Recorded information »
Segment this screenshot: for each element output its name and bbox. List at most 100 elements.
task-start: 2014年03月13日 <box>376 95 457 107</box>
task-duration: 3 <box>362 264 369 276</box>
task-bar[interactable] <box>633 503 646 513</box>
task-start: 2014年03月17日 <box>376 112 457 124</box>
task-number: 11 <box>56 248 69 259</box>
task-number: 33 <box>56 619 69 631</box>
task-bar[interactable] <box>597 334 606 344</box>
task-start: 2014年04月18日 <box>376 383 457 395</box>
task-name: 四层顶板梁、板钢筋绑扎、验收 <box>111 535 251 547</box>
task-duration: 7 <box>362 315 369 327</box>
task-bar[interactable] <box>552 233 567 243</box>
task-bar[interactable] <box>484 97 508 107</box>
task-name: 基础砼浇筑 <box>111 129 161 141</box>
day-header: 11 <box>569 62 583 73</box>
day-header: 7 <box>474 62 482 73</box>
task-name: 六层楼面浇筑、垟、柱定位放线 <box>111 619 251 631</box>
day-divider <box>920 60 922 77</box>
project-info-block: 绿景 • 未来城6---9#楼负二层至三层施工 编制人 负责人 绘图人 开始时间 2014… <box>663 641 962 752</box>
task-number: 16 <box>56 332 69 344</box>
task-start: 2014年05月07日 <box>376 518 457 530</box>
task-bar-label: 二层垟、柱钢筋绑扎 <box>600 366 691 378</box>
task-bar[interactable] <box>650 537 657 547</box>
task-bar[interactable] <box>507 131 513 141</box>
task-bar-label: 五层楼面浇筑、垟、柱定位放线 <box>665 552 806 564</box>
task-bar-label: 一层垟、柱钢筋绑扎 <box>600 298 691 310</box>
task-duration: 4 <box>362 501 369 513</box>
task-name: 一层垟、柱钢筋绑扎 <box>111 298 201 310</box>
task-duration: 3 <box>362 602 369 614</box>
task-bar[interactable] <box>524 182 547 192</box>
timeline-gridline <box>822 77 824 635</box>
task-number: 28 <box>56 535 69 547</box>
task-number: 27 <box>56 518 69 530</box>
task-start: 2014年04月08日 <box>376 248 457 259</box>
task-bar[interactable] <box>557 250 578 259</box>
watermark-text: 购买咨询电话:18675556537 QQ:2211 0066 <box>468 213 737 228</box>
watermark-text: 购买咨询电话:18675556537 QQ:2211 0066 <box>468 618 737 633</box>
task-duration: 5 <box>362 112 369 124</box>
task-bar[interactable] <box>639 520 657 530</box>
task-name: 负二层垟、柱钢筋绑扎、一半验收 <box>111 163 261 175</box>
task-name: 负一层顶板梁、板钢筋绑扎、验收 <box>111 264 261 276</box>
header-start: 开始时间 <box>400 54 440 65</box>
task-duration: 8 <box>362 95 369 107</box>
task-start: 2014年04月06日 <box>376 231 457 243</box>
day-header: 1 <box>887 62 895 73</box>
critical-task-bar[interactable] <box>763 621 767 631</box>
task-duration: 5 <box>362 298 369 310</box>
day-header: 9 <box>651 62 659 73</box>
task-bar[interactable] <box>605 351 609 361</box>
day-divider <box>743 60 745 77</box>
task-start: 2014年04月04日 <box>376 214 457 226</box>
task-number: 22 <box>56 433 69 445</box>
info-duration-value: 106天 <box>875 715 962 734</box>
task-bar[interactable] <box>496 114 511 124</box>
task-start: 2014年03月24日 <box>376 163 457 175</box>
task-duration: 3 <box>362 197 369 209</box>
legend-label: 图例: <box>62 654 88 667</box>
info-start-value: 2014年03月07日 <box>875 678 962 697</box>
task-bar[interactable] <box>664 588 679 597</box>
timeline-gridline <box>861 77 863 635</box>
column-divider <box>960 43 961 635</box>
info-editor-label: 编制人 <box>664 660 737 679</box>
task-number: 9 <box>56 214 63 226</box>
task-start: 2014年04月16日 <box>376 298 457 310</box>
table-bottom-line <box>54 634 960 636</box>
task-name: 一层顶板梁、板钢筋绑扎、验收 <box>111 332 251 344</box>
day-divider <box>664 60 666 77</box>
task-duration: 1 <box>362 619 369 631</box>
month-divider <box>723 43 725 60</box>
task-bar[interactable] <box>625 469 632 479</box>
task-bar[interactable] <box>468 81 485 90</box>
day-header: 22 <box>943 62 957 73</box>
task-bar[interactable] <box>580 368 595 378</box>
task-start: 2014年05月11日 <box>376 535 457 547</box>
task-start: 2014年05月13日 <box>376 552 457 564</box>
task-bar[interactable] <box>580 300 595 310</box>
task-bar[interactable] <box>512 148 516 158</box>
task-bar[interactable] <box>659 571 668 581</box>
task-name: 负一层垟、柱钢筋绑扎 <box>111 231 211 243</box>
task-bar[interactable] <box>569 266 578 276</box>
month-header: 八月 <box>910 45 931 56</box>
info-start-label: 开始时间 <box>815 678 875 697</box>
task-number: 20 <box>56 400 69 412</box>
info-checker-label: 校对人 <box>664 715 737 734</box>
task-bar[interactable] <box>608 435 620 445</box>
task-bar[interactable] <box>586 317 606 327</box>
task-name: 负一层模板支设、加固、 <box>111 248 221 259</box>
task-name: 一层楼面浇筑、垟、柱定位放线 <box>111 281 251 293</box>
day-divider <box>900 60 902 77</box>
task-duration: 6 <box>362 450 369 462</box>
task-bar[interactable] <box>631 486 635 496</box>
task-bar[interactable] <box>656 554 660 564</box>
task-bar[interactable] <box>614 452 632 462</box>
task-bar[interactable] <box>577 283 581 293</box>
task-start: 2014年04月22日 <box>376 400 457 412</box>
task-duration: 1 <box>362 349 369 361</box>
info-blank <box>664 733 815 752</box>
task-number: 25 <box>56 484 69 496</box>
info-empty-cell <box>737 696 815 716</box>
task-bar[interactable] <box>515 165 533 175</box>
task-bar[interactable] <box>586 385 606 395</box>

Directive »
Reproduce the records above verbatim, keeping every line in its original order and form.

Answer for the task »
Segment this screenshot: for each element output its name and bbox. List at most 100 elements.
task-start: 2014年03月13日 <box>376 95 457 107</box>
task-duration: 3 <box>362 264 369 276</box>
task-bar[interactable] <box>633 503 646 513</box>
task-start: 2014年03月17日 <box>376 112 457 124</box>
task-number: 11 <box>56 248 69 259</box>
task-number: 33 <box>56 619 69 631</box>
task-bar[interactable] <box>597 334 606 344</box>
task-start: 2014年04月18日 <box>376 383 457 395</box>
task-name: 四层顶板梁、板钢筋绑扎、验收 <box>111 535 251 547</box>
task-duration: 7 <box>362 315 369 327</box>
task-bar[interactable] <box>552 233 567 243</box>
task-bar[interactable] <box>484 97 508 107</box>
task-name: 基础砼浇筑 <box>111 129 161 141</box>
day-header: 11 <box>569 62 583 73</box>
day-header: 7 <box>474 62 482 73</box>
task-name: 六层楼面浇筑、垟、柱定位放线 <box>111 619 251 631</box>
day-divider <box>920 60 922 77</box>
project-info-block: 绿景 • 未来城6---9#楼负二层至三层施工 编制人 负责人 绘图人 开始时间 2014… <box>663 641 962 752</box>
task-number: 16 <box>56 332 69 344</box>
task-start: 2014年05月07日 <box>376 518 457 530</box>
task-bar-label: 二层垟、柱钢筋绑扎 <box>600 366 691 378</box>
task-bar[interactable] <box>650 537 657 547</box>
task-bar[interactable] <box>507 131 513 141</box>
task-bar-label: 五层楼面浇筑、垟、柱定位放线 <box>665 552 806 564</box>
task-bar-label: 一层垟、柱钢筋绑扎 <box>600 298 691 310</box>
task-duration: 4 <box>362 501 369 513</box>
task-name: 一层垟、柱钢筋绑扎 <box>111 298 201 310</box>
task-duration: 3 <box>362 602 369 614</box>
task-bar[interactable] <box>524 182 547 192</box>
timeline-gridline <box>822 77 824 635</box>
task-number: 28 <box>56 535 69 547</box>
task-number: 27 <box>56 518 69 530</box>
task-start: 2014年04月08日 <box>376 248 457 259</box>
task-bar[interactable] <box>557 250 578 259</box>
watermark-text: 购买咨询电话:18675556537 QQ:2211 0066 <box>468 213 737 228</box>
watermark-text: 购买咨询电话:18675556537 QQ:2211 0066 <box>468 618 737 633</box>
task-duration: 5 <box>362 112 369 124</box>
task-bar[interactable] <box>639 520 657 530</box>
task-name: 负二层垟、柱钢筋绑扎、一半验收 <box>111 163 261 175</box>
task-name: 负一层顶板梁、板钢筋绑扎、验收 <box>111 264 261 276</box>
header-start: 开始时间 <box>400 54 440 65</box>
task-duration: 8 <box>362 95 369 107</box>
task-start: 2014年04月06日 <box>376 231 457 243</box>
day-header: 1 <box>887 62 895 73</box>
critical-task-bar[interactable] <box>763 621 767 631</box>
task-duration: 5 <box>362 298 369 310</box>
day-header: 9 <box>651 62 659 73</box>
task-bar[interactable] <box>605 351 609 361</box>
day-divider <box>743 60 745 77</box>
task-start: 2014年04月04日 <box>376 214 457 226</box>
task-number: 22 <box>56 433 69 445</box>
info-duration-value: 106天 <box>875 715 962 734</box>
task-bar[interactable] <box>496 114 511 124</box>
task-start: 2014年03月24日 <box>376 163 457 175</box>
task-duration: 3 <box>362 197 369 209</box>
legend-label: 图例: <box>62 654 88 667</box>
info-start-value: 2014年03月07日 <box>875 678 962 697</box>
task-bar[interactable] <box>664 588 679 597</box>
timeline-gridline <box>861 77 863 635</box>
column-divider <box>960 43 961 635</box>
info-editor-label: 编制人 <box>664 660 737 679</box>
task-number: 9 <box>56 214 63 226</box>
task-start: 2014年04月16日 <box>376 298 457 310</box>
table-bottom-line <box>54 634 960 636</box>
task-name: 一层顶板梁、板钢筋绑扎、验收 <box>111 332 251 344</box>
day-divider <box>664 60 666 77</box>
task-duration: 1 <box>362 619 369 631</box>
month-divider <box>723 43 725 60</box>
task-bar[interactable] <box>625 469 632 479</box>
task-bar[interactable] <box>468 81 485 90</box>
day-header: 22 <box>943 62 957 73</box>
task-bar[interactable] <box>580 368 595 378</box>
task-start: 2014年05月11日 <box>376 535 457 547</box>
task-start: 2014年05月13日 <box>376 552 457 564</box>
task-bar[interactable] <box>580 300 595 310</box>
task-bar[interactable] <box>512 148 516 158</box>
task-bar[interactable] <box>659 571 668 581</box>
task-name: 负一层垟、柱钢筋绑扎 <box>111 231 211 243</box>
task-bar[interactable] <box>569 266 578 276</box>
month-header: 八月 <box>910 45 931 56</box>
info-start-label: 开始时间 <box>815 678 875 697</box>
task-number: 20 <box>56 400 69 412</box>
info-checker-label: 校对人 <box>664 715 737 734</box>
task-bar[interactable] <box>608 435 620 445</box>
task-bar[interactable] <box>586 317 606 327</box>
task-name: 负一层模板支设、加固、 <box>111 248 221 259</box>
task-name: 一层楼面浇筑、垟、柱定位放线 <box>111 281 251 293</box>
day-divider <box>900 60 902 77</box>
task-duration: 6 <box>362 450 369 462</box>
task-bar[interactable] <box>631 486 635 496</box>
task-bar[interactable] <box>656 554 660 564</box>
task-bar[interactable] <box>614 452 632 462</box>
task-bar[interactable] <box>577 283 581 293</box>
task-start: 2014年04月22日 <box>376 400 457 412</box>
task-duration: 1 <box>362 349 369 361</box>
info-blank <box>664 733 815 752</box>
task-number: 25 <box>56 484 69 496</box>
info-empty-cell <box>737 696 815 716</box>
task-bar[interactable] <box>515 165 533 175</box>
task-bar[interactable] <box>586 385 606 395</box>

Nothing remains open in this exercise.